• Aim:
Print everything from the first line of the records down to the line containing "drifter-dot bbox=[223, 369, 227, 373]", with both of those lines included and every line kept word for word.

• Dataset entries:
..............................

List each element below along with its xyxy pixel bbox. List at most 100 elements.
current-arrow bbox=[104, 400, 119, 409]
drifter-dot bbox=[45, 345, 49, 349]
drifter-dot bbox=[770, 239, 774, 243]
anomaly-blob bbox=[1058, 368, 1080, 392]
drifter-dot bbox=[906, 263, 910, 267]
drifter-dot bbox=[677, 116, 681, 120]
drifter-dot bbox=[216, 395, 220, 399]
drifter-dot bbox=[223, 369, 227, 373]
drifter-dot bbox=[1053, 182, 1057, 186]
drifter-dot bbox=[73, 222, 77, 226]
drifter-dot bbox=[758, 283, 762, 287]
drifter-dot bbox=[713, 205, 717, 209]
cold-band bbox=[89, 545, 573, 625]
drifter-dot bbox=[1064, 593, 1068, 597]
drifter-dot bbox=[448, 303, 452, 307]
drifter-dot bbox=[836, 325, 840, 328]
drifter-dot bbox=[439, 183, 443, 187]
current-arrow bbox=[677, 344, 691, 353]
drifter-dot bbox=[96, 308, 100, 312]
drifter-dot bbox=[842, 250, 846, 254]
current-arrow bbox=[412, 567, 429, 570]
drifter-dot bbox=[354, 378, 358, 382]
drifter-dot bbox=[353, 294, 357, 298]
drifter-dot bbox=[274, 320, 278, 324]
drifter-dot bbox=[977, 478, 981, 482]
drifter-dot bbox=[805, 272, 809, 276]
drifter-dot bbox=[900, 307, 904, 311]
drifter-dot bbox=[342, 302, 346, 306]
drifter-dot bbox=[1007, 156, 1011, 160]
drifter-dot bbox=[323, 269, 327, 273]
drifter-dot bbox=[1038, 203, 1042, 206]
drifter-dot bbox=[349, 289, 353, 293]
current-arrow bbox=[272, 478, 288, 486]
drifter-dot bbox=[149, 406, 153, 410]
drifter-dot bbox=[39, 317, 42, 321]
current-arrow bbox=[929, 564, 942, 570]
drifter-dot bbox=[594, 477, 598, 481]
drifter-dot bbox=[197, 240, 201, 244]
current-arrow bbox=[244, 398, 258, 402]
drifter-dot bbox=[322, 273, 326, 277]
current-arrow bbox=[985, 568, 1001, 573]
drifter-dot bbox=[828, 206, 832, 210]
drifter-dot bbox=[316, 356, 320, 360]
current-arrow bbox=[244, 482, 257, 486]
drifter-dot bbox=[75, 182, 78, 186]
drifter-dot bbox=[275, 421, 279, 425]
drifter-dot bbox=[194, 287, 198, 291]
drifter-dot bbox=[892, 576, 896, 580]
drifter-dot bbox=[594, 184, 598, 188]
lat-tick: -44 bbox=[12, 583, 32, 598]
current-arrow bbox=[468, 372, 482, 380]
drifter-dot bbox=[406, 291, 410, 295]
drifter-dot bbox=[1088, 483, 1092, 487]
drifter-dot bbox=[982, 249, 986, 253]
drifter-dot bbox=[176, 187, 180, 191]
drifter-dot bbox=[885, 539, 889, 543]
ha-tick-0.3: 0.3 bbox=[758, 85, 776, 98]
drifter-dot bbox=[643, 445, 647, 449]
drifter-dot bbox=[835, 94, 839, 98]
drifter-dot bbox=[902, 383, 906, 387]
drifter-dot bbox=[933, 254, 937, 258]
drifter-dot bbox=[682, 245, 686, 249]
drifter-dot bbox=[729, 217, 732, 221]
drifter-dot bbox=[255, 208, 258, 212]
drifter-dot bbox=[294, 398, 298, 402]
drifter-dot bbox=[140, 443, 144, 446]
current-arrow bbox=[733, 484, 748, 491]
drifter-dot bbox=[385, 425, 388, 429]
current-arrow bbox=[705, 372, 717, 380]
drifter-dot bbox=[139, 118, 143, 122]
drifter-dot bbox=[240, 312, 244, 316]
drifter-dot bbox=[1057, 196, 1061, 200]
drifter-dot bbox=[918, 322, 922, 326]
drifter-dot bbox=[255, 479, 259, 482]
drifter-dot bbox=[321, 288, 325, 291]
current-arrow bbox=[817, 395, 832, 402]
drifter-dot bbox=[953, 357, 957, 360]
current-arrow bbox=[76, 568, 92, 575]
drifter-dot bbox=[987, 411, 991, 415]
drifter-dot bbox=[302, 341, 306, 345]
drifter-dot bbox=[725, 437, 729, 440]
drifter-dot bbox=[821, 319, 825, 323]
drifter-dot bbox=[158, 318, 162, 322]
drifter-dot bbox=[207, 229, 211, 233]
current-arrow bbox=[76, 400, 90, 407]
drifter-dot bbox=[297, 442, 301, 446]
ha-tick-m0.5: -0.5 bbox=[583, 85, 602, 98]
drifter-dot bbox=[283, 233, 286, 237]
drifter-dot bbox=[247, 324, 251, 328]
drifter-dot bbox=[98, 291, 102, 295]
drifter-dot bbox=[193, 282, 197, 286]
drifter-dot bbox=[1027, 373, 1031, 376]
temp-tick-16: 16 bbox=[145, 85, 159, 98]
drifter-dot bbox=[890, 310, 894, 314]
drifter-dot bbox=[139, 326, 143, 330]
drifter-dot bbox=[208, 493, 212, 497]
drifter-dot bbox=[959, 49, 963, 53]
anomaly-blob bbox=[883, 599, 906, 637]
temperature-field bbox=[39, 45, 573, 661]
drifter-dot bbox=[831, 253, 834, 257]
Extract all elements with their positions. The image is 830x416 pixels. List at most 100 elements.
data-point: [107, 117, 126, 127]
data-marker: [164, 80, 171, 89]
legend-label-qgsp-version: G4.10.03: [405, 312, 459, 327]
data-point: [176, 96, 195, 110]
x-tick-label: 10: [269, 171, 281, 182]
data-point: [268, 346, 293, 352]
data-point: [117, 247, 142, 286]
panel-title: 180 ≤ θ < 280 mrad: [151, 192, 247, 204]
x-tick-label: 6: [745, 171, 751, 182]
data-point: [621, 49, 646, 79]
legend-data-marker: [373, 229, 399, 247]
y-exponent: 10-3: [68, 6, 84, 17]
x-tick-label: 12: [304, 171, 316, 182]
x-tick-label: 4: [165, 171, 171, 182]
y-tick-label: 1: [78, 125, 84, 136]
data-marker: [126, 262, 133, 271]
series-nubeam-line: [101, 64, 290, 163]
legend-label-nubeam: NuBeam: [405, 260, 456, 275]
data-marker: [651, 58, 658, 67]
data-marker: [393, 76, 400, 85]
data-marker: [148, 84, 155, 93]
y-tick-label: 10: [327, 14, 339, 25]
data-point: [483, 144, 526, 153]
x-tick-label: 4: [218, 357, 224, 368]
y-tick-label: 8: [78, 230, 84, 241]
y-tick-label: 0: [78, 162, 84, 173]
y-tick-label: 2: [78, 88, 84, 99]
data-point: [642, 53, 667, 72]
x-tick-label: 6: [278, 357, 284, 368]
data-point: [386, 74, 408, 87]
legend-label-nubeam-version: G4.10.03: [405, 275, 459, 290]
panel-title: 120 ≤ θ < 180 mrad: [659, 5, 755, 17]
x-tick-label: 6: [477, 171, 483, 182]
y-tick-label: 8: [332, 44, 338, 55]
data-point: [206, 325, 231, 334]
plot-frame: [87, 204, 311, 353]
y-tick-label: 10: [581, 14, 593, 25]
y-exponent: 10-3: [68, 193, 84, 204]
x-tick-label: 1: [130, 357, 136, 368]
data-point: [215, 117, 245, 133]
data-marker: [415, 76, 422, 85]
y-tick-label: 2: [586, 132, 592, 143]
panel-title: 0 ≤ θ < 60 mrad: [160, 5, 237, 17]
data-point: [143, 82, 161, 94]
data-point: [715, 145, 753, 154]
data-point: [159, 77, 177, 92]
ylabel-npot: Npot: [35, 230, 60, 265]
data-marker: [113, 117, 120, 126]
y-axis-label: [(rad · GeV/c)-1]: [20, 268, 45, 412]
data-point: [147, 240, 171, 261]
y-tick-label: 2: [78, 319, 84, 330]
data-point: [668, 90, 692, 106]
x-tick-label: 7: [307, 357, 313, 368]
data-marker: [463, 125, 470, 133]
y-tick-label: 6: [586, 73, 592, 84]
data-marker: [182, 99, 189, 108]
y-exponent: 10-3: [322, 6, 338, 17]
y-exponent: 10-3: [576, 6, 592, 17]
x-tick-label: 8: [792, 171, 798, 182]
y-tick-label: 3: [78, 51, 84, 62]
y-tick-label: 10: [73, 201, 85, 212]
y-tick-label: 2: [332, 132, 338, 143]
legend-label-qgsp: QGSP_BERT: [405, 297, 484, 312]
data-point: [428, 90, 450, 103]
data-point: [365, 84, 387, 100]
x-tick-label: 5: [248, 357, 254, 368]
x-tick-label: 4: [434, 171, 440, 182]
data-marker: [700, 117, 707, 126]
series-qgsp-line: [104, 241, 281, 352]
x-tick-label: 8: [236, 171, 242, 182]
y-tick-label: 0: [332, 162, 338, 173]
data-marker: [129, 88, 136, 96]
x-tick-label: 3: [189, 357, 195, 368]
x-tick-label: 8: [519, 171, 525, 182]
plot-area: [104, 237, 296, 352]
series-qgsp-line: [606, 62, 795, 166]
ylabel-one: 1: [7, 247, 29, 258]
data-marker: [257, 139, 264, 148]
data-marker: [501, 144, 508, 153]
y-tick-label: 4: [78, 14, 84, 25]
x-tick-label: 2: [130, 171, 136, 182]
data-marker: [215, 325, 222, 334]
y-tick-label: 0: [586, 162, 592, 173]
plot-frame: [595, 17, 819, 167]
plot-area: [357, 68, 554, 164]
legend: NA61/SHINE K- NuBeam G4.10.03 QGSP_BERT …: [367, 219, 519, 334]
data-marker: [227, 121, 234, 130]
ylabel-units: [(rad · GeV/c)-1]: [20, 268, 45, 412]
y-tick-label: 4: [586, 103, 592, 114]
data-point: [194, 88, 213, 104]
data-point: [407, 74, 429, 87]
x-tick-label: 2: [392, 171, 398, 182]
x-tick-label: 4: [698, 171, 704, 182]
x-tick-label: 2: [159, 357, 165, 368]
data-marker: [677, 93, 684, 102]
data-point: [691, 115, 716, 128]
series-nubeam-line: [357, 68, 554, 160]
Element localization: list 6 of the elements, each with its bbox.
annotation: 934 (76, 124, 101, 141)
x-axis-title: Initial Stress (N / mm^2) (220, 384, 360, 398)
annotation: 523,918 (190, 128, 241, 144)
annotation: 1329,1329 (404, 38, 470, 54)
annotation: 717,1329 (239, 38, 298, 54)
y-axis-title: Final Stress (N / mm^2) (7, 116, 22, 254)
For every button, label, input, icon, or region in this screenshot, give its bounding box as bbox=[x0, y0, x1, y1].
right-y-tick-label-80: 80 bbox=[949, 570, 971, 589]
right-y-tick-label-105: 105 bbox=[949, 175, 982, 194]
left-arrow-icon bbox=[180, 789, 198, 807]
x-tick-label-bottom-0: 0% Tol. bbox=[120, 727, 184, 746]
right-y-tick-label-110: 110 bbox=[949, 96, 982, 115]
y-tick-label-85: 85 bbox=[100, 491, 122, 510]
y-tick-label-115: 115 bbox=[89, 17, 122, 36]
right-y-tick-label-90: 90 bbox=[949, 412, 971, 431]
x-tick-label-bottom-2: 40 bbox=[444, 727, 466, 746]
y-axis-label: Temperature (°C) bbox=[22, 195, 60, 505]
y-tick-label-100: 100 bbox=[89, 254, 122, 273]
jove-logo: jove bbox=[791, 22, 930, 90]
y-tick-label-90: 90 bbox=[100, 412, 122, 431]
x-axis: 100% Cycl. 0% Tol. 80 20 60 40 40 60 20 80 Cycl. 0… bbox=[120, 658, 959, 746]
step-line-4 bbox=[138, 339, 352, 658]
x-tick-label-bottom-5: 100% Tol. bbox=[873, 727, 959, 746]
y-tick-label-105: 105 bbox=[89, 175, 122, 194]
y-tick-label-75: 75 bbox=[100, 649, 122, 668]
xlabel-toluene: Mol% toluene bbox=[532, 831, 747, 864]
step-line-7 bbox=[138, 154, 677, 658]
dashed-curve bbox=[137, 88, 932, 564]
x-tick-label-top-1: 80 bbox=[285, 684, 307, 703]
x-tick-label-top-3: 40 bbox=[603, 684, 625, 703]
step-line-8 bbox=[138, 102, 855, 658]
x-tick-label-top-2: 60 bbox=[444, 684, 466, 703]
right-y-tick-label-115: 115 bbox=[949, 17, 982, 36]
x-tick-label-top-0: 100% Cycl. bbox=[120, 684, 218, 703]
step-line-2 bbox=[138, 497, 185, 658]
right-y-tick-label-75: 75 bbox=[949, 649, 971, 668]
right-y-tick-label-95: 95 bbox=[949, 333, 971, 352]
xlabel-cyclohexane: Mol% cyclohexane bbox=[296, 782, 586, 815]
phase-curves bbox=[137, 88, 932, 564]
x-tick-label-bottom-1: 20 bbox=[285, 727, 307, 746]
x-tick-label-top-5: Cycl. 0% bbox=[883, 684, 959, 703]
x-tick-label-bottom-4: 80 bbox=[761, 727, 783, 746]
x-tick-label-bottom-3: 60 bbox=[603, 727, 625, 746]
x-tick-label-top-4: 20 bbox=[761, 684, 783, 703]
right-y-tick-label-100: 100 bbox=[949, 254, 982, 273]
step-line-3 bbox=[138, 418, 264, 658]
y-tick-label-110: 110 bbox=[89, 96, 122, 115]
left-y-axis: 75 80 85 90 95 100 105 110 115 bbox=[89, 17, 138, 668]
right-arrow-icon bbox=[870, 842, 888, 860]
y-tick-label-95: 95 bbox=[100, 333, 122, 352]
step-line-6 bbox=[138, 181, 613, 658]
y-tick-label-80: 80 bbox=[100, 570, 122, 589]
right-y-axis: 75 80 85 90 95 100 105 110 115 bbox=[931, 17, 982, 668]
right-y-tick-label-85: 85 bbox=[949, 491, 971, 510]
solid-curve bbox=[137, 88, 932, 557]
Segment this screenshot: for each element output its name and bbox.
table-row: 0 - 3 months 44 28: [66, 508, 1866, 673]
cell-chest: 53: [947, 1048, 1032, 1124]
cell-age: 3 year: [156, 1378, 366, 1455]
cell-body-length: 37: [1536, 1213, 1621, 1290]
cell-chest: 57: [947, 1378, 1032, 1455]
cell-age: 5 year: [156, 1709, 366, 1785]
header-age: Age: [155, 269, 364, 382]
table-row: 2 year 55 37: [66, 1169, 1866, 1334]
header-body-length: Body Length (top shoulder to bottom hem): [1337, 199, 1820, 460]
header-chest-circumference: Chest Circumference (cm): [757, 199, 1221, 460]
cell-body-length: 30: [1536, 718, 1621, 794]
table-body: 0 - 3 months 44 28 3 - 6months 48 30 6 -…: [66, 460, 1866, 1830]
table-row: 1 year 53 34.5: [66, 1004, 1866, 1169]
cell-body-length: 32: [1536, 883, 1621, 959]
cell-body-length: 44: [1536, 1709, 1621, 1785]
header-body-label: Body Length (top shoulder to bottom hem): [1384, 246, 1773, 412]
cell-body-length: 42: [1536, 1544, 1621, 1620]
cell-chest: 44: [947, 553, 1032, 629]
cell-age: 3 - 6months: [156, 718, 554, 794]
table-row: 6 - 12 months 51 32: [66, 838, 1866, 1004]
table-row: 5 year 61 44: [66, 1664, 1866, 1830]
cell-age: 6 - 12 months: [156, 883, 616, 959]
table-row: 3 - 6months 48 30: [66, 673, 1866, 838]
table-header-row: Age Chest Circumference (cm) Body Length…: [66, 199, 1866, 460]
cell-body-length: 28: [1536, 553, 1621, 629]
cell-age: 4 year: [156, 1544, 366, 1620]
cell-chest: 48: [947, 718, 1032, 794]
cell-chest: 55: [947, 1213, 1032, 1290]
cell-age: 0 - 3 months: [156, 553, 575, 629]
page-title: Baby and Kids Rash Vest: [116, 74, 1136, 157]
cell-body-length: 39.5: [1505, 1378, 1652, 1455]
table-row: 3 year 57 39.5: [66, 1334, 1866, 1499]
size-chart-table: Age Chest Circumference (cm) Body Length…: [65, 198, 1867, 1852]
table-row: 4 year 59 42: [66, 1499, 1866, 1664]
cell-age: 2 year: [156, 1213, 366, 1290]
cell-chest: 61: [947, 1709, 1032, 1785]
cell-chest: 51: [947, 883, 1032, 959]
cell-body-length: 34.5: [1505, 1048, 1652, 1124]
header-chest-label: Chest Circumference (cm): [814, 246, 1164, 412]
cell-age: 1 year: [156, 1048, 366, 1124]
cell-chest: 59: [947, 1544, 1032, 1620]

..............................

• Answer below:
List each element below along with its xyxy pixel bbox. List at most 100 elements.
current-arrow bbox=[104, 400, 119, 409]
drifter-dot bbox=[45, 345, 49, 349]
drifter-dot bbox=[770, 239, 774, 243]
anomaly-blob bbox=[1058, 368, 1080, 392]
drifter-dot bbox=[906, 263, 910, 267]
drifter-dot bbox=[677, 116, 681, 120]
drifter-dot bbox=[216, 395, 220, 399]
drifter-dot bbox=[223, 369, 227, 373]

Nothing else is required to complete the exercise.